> **The problem**
Continue the GCSE reform blog post from its final sentence onward, following the format and tone it already has.

> **Text segment**
+++

23 May 2016

GCSE reform - will it work?

Nine months into delivering the new GCSE and I'm starting to wonder if these reforms are going to work. The Government wants to raise standards in maths education so that England can 'win the global PISA race'. But global league table dominance is not our country's only aim. The Government is also trying to increase the quality and quantity of students taking maths at A level. This, apparently, will make the country 'more productive' and increase our students' earning potential. These aims do not sit well with teachers, but we all agree that there is room for improvement in maths education. We want what's best for our students, and for future generations.

The Government's mechanisms for raising standards in mathematics education are:
1. Supporting teachers to improve the quality of teaching.
2. Increasing the amount of time spent teaching maths.
3. Increasing the amount of content on the GCSE specification.
4. Increasing the level of challenge in GCSE exams.

So is it working?

Quality of teaching
The best way to raise standards in mathematics education is to improve the teaching in classrooms across the country. Although there's lots of brilliant teaching, if you look at the bigger picture we're actually seeing a lowering of teaching standards as schools become more and more desperate to recruit. Vast numbers of students are being taught by teachers who lack the subject knowledge to teach maths effectively. There's also many classrooms where behaviour management comes before maths. Sad but true. The current landscape is not conducive to good teaching.

Many of us find that our busy teaching timetable often gets in the way of preparing high quality lessons. The only initiative that would actually make any significant difference to the quality of teaching across the country would be a reduction in contact time, giving teachers more opportunity to develop their subject knowledge and pedagogy. Of course, a reduction in contact time will never happen because of the costs involved.

The Government has made some investment in the Maths Hubs initiative, and a number of hubs are doing fantastic work, but it's definitely not enough. Not by a long way.

As Anne Watson says, reported in today's Schools' Week article, there has been “little support provided for this very radical shift of focus in teaching".

+++

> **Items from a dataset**
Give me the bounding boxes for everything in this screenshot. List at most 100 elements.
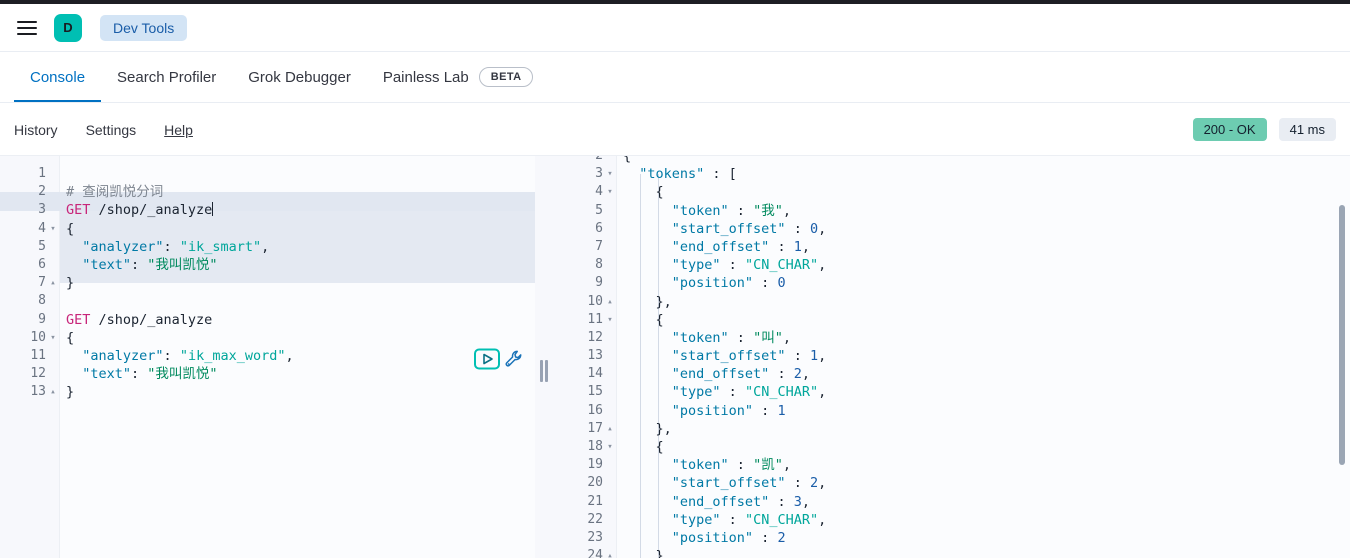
code-token: : [785, 220, 810, 237]
console-editors: 1 2 # 查阅凯悦分词 3 GET /shop/_analyze 4 ▾{5 "analy… [0, 156, 1350, 558]
code-token: "start_offset" [623, 220, 786, 237]
dev-tools-tabs: Console Search Profiler Grok Debugger Pa… [0, 53, 1350, 103]
play-icon[interactable] [474, 348, 500, 370]
code-token: "我叫凯悦" [147, 256, 218, 273]
line-number: 19 [587, 457, 603, 473]
tab-search-profiler[interactable]: Search Profiler [101, 52, 232, 102]
code-token: : [769, 493, 794, 510]
code-token: "ik_smart" [179, 238, 262, 255]
line-number: 10 [587, 293, 603, 309]
help-button[interactable]: Help [164, 122, 193, 138]
code-token: "CN_CHAR" [744, 384, 819, 401]
fold-toggle-icon[interactable]: ▾ [603, 438, 617, 456]
code-line: 3 ▾ "tokens" : [ [555, 165, 1350, 183]
line-number: 2 [555, 156, 603, 165]
fold-toggle-icon[interactable]: ▾ [603, 165, 617, 183]
line-text: "position" : 0 [617, 274, 1350, 292]
code-token: "start_offset" [623, 475, 786, 492]
code-token: }, [623, 548, 672, 558]
line-number: 4 [595, 184, 603, 200]
response-scrollbar[interactable] [1339, 205, 1345, 465]
code-token: , [782, 457, 791, 474]
code-line: 7 ▴} [0, 274, 535, 292]
code-token: : [720, 257, 745, 274]
code-token: # 查阅凯悦分词 [66, 184, 164, 201]
line-text: }, [617, 293, 1350, 311]
code-line: 1 [0, 165, 535, 183]
line-text: "start_offset" : 0, [617, 220, 1350, 238]
code-token: }, [623, 293, 672, 310]
fold-toggle-icon[interactable]: ▴ [603, 293, 617, 311]
line-number: 15 [587, 384, 603, 400]
code-token: { [623, 439, 664, 455]
fold-toggle-icon[interactable]: ▾ [46, 329, 60, 347]
code-token: }, [623, 420, 672, 437]
wrench-icon[interactable] [504, 349, 524, 369]
fold-toggle-icon[interactable]: ▴ [603, 420, 617, 438]
fold-toggle-icon[interactable]: ▴ [46, 383, 60, 401]
code-token: , [285, 347, 294, 364]
code-token: , [818, 475, 827, 492]
line-text: "text": "我叫凯悦" [60, 365, 535, 383]
line-text: { [60, 220, 535, 238]
splitter-grip-icon[interactable] [540, 360, 549, 382]
breadcrumb-dev-tools[interactable]: Dev Tools [100, 14, 188, 41]
fold-toggle-icon[interactable]: ▾ [603, 311, 617, 329]
code-line: 23 "position" : 2 [555, 529, 1350, 547]
code-line: 16 "position" : 1 [555, 402, 1350, 420]
code-line: 12 "token" : "叫", [555, 329, 1350, 347]
code-token: , [261, 238, 270, 255]
line-number: 22 [587, 511, 603, 527]
code-token: "analyzer" [66, 238, 164, 255]
line-text: { [617, 438, 1350, 456]
line-text: }, [617, 420, 1350, 438]
code-line: 6 "text": "我叫凯悦" [0, 256, 535, 274]
code-line: 11 "analyzer": "ik_max_word", [0, 347, 535, 365]
code-token: "token" [623, 202, 729, 219]
fold-toggle-icon[interactable]: ▾ [603, 183, 617, 201]
code-token: GET [66, 202, 91, 219]
code-token: "type" [623, 384, 721, 401]
tab-grok-debugger[interactable]: Grok Debugger [232, 52, 367, 102]
fold-toggle-icon[interactable]: ▾ [46, 220, 60, 238]
code-token: { [623, 156, 632, 164]
text-cursor [212, 202, 214, 217]
line-number: 8 [595, 257, 603, 273]
code-token: "end_offset" [623, 238, 770, 255]
line-text: "position" : 2 [617, 529, 1350, 547]
code-token: "position" [623, 275, 754, 292]
code-token: , [782, 329, 791, 346]
fold-toggle-icon[interactable]: ▴ [46, 274, 60, 292]
code-line: 4 ▾ { [0, 220, 535, 238]
code-token: } [66, 275, 75, 292]
tab-console[interactable]: Console [14, 52, 102, 102]
line-text: "analyzer": "ik_max_word", [60, 347, 535, 365]
code-line: 11 ▾ { [555, 311, 1350, 329]
line-number: 3 [595, 166, 603, 182]
tab-grok-debugger-label: Grok Debugger [248, 68, 351, 86]
settings-button[interactable]: Settings [86, 122, 137, 138]
hamburger-menu-icon[interactable] [14, 15, 40, 41]
tab-painless-lab[interactable]: Painless Lab BETA [367, 52, 550, 102]
line-number: 7 [38, 275, 46, 291]
tab-painless-lab-label: Painless Lab [382, 68, 469, 86]
code-token: : [769, 366, 794, 383]
line-number: 2 [38, 184, 46, 200]
response-editor[interactable]: 2{3▾ "tokens" : [4▾ {5 "token" : "我",6 "… [555, 156, 1350, 558]
line-text: { [60, 329, 535, 347]
code-token: , [818, 348, 827, 365]
code-token: : [131, 366, 148, 383]
request-editor[interactable]: 1 2 # 查阅凯悦分词 3 GET /shop/_analyze 4 ▾{5 "analy… [0, 156, 535, 558]
code-token: { [623, 184, 664, 201]
code-token: : [728, 329, 754, 346]
editor-splitter[interactable] [535, 156, 555, 558]
code-token: "text" [66, 366, 132, 383]
line-number: 1 [38, 166, 46, 181]
code-token: , [801, 238, 810, 255]
avatar[interactable]: D [54, 13, 82, 42]
code-token: , [782, 202, 791, 219]
fold-toggle-icon[interactable]: ▴ [603, 547, 617, 558]
history-button[interactable]: History [14, 122, 58, 138]
code-token: "凯" [753, 457, 783, 474]
line-number: 6 [38, 256, 46, 272]
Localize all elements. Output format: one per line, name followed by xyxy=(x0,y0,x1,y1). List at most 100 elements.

+++

> **Exercise output**
Timetable allocation
I welcomed the Government's drive to increase the amount of time spent teaching maths, which was incentivised by double weighting maths on Progress 8. But some schools have not adjusted their timetables. This has resulted in a huge mismatch in teaching time across the country, with students in some schools getting 5 hours a week compared to 3 hours a week in others. This disparity really adds up across the course of a school year. It's a maths education lottery for children.

New content
I taught Linked Pair GCSE this year, as part of a pilot in which students take four exams, leading to two GCSEs in maths. My students were taught a lot more content than students in most other schools. So did learning more topics in Linked Pair produce better mathematicians? I don't think so. Just because my class can calculate AER and (on a good day) estimate the area under a curve, it doesn't mean that they are better prepared for A level maths than your class.

If we want our students to be better prepared to embark on A level maths, we want them to be fluent with algebra, indices, fractions and surds. Strong reasoning and problem solving skills are important too. Adding new GCSE content like frequency trees and iteration doesn't achieve this.

The worst thing about the GCSE reforms, in my opinion, is the increase in breadth when in fact all we needed was more depth. We already had too many topics on the GCSE syllabus and now we have even more.

Harder exams
Making GCSE exams harder is only an effective mechanism for improving the quality of maths education if it is accompanied by a corresponding shift in teaching quality.

Vanessa Pittard of the Department for Education says, “As a country and culture we do need to reform our whole approach to mathematics, our expectations, our teaching, our attitudes to maths”.

This huge cultural shift won't happen overnight. It certainly won't happen by next summer. It's going to need investment, strong leadership and patience.






2 comments:

  1. Completely agree with everything said here. My school refuse to give us more teaching time, we have 8.75 hours over 2 weeks which I suppose is more than some schools but isn't enough! The amount of content is daunting as head of dept as I simply cannot direct all staff to teach everything, trying to get the balance between breadth and depth at all ability levels us tough when all I really want is to deepen understanding. In the end it's students who are going to suffer and then they'll probably change things again anyway.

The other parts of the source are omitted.